Begin
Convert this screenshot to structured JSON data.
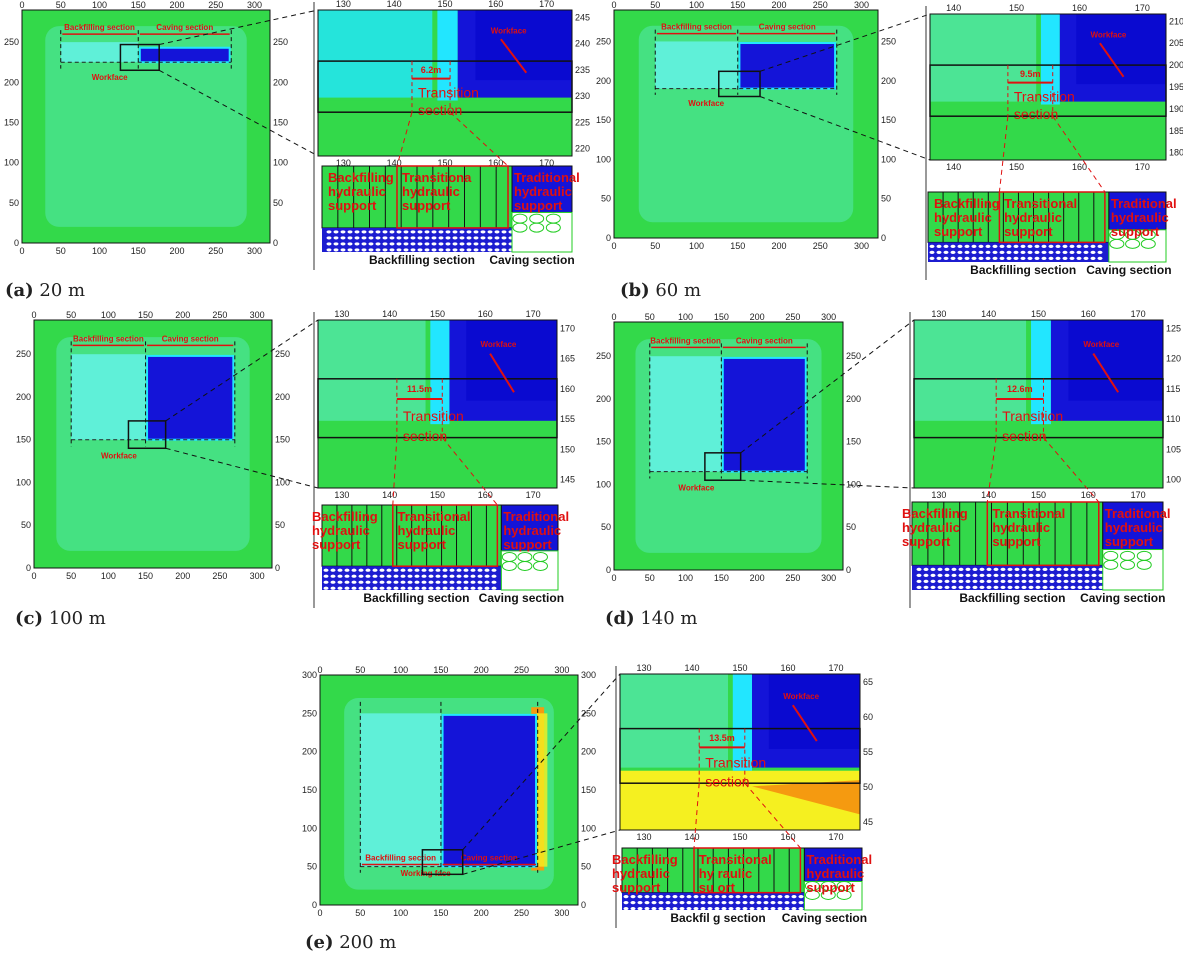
{
  "colors": {
    "background_field": "#33d94a",
    "light_field": "#52e6a8",
    "backfill": "#5ff0d8",
    "cyan": "#22e6ff",
    "caving": "#1414d8",
    "deep_blue": "#0a0ad0",
    "annotation": "#e01010",
    "yellow": "#f5f020",
    "orange": "#f59a10"
  },
  "labels": {
    "backfilling_section": "Backfilling section",
    "caving_section": "Caving section",
    "workface": "Workface",
    "working_face": "Working face",
    "transition_section_1": "Transition",
    "transition_section_2": "section",
    "backfilling_support": [
      "Backfilling",
      "hydraulic",
      "support"
    ],
    "transitional_support": [
      "Transitional",
      "hydraulic",
      "support"
    ],
    "traditional_support": [
      "Traditional",
      "hydraulic",
      "support"
    ]
  },
  "panels": [
    {
      "id": "a",
      "caption_letter": "(a)",
      "caption_value": "20 m",
      "map_xticks": [
        "0",
        "50",
        "100",
        "150",
        "200",
        "250",
        "300"
      ],
      "map_yticks": [
        "0",
        "50",
        "100",
        "150",
        "200",
        "250"
      ],
      "workface_y": 225,
      "inset_xticks": [
        "130",
        "140",
        "150",
        "160",
        "170"
      ],
      "inset_yticks": [
        "220",
        "225",
        "230",
        "235",
        "240",
        "245"
      ],
      "distance": "6.2m",
      "transitional_label": [
        "Transitiona",
        "hydraulic",
        "support"
      ],
      "backfill_bottom": "Backfilling section"
    },
    {
      "id": "b",
      "caption_letter": "(b)",
      "caption_value": "60 m",
      "map_xticks": [
        "0",
        "50",
        "100",
        "150",
        "200",
        "250",
        "300"
      ],
      "map_yticks": [
        "0",
        "50",
        "100",
        "150",
        "200",
        "250"
      ],
      "workface_y": 190,
      "inset_xticks": [
        "140",
        "150",
        "160",
        "170"
      ],
      "inset_yticks": [
        "180",
        "185",
        "190",
        "195",
        "200",
        "205",
        "210"
      ],
      "distance": "9.5m",
      "transitional_label": [
        "Transitional",
        "hydraulic",
        "support"
      ],
      "backfill_bottom": "Backfilling section"
    },
    {
      "id": "c",
      "caption_letter": "(c)",
      "caption_value": "100 m",
      "map_xticks": [
        "0",
        "50",
        "100",
        "150",
        "200",
        "250",
        "300"
      ],
      "map_yticks": [
        "0",
        "50",
        "100",
        "150",
        "200",
        "250"
      ],
      "workface_y": 150,
      "inset_xticks": [
        "130",
        "140",
        "150",
        "160",
        "170"
      ],
      "inset_yticks": [
        "145",
        "150",
        "155",
        "160",
        "165",
        "170"
      ],
      "distance": "11.5m",
      "transitional_label": [
        "Transitional",
        "hydraulic",
        "support"
      ],
      "backfill_bottom": "Backfilling section"
    },
    {
      "id": "d",
      "caption_letter": "(d)",
      "caption_value": "140 m",
      "map_xticks": [
        "0",
        "50",
        "100",
        "150",
        "200",
        "250",
        "300"
      ],
      "map_yticks": [
        "0",
        "50",
        "100",
        "150",
        "200",
        "250"
      ],
      "workface_y": 115,
      "inset_xticks": [
        "130",
        "140",
        "150",
        "160",
        "170"
      ],
      "inset_yticks": [
        "100",
        "105",
        "110",
        "115",
        "120",
        "125"
      ],
      "distance": "12.6m",
      "transitional_label": [
        "Transitional",
        "hydraulic",
        "support"
      ],
      "backfill_bottom": "Backfilling section"
    },
    {
      "id": "e",
      "caption_letter": "(e)",
      "caption_value": "200 m",
      "map_xticks": [
        "0",
        "50",
        "100",
        "150",
        "200",
        "250",
        "300"
      ],
      "map_yticks": [
        "0",
        "50",
        "100",
        "150",
        "200",
        "250",
        "300"
      ],
      "workface_y": 50,
      "inset_xticks": [
        "130",
        "140",
        "150",
        "160",
        "170"
      ],
      "inset_yticks": [
        "45",
        "50",
        "55",
        "60",
        "65"
      ],
      "distance": "13.5m",
      "transitional_label": [
        "Transitional",
        "hy    raulic",
        "su    ort"
      ],
      "backfill_bottom": "Backfil    g section"
    }
  ]
}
End
Return the listing above word for word, with the pictures removed.

Result of the task -
Convert this screenshot to structured JSON data.
{
  "colors": {
    "background_field": "#33d94a",
    "light_field": "#52e6a8",
    "backfill": "#5ff0d8",
    "cyan": "#22e6ff",
    "caving": "#1414d8",
    "deep_blue": "#0a0ad0",
    "annotation": "#e01010",
    "yellow": "#f5f020",
    "orange": "#f59a10"
  },
  "labels": {
    "backfilling_section": "Backfilling section",
    "caving_section": "Caving section",
    "workface": "Workface",
    "working_face": "Working face",
    "transition_section_1": "Transition",
    "transition_section_2": "section",
    "backfilling_support": [
      "Backfilling",
      "hydraulic",
      "support"
    ],
    "transitional_support": [
      "Transitional",
      "hydraulic",
      "support"
    ],
    "traditional_support": [
      "Traditional",
      "hydraulic",
      "support"
    ]
  },
  "panels": [
    {
      "id": "a",
      "caption_letter": "(a)",
      "caption_value": "20 m",
      "map_xticks": [
        "0",
        "50",
        "100",
        "150",
        "200",
        "250",
        "300"
      ],
      "map_yticks": [
        "0",
        "50",
        "100",
        "150",
        "200",
        "250"
      ],
      "workface_y": 225,
      "inset_xticks": [
        "130",
        "140",
        "150",
        "160",
        "170"
      ],
      "inset_yticks": [
        "220",
        "225",
        "230",
        "235",
        "240",
        "245"
      ],
      "distance": "6.2m",
      "transitional_label": [
        "Transitiona",
        "hydraulic",
        "support"
      ],
      "backfill_bottom": "Backfilling section"
    },
    {
      "id": "b",
      "caption_letter": "(b)",
      "caption_value": "60 m",
      "map_xticks": [
        "0",
        "50",
        "100",
        "150",
        "200",
        "250",
        "300"
      ],
      "map_yticks": [
        "0",
        "50",
        "100",
        "150",
        "200",
        "250"
      ],
      "workface_y": 190,
      "inset_xticks": [
        "140",
        "150",
        "160",
        "170"
      ],
      "inset_yticks": [
        "180",
        "185",
        "190",
        "195",
        "200",
        "205",
        "210"
      ],
      "distance": "9.5m",
      "transitional_label": [
        "Transitional",
        "hydraulic",
        "support"
      ],
      "backfill_bottom": "Backfilling section"
    },
    {
      "id": "c",
      "caption_letter": "(c)",
      "caption_value": "100 m",
      "map_xticks": [
        "0",
        "50",
        "100",
        "150",
        "200",
        "250",
        "300"
      ],
      "map_yticks": [
        "0",
        "50",
        "100",
        "150",
        "200",
        "250"
      ],
      "workface_y": 150,
      "inset_xticks": [
        "130",
        "140",
        "150",
        "160",
        "170"
      ],
      "inset_yticks": [
        "145",
        "150",
        "155",
        "160",
        "165",
        "170"
      ],
      "distance": "11.5m",
      "transitional_label": [
        "Transitional",
        "hydraulic",
        "support"
      ],
      "backfill_bottom": "Backfilling section"
    },
    {
      "id": "d",
      "caption_letter": "(d)",
      "caption_value": "140 m",
      "map_xticks": [
        "0",
        "50",
        "100",
        "150",
        "200",
        "250",
        "300"
      ],
      "map_yticks": [
        "0",
        "50",
        "100",
        "150",
        "200",
        "250"
      ],
      "workface_y": 115,
      "inset_xticks": [
        "130",
        "140",
        "150",
        "160",
        "170"
      ],
      "inset_yticks": [
        "100",
        "105",
        "110",
        "115",
        "120",
        "125"
      ],
      "distance": "12.6m",
      "transitional_label": [
        "Transitional",
        "hydraulic",
        "support"
      ],
      "backfill_bottom": "Backfilling section"
    },
    {
      "id": "e",
      "caption_letter": "(e)",
      "caption_value": "200 m",
      "map_xticks": [
        "0",
        "50",
        "100",
        "150",
        "200",
        "250",
        "300"
      ],
      "map_yticks": [
        "0",
        "50",
        "100",
        "150",
        "200",
        "250",
        "300"
      ],
      "workface_y": 50,
      "inset_xticks": [
        "130",
        "140",
        "150",
        "160",
        "170"
      ],
      "inset_yticks": [
        "45",
        "50",
        "55",
        "60",
        "65"
      ],
      "distance": "13.5m",
      "transitional_label": [
        "Transitional",
        "hy    raulic",
        "su    ort"
      ],
      "backfill_bottom": "Backfil    g section"
    }
  ]
}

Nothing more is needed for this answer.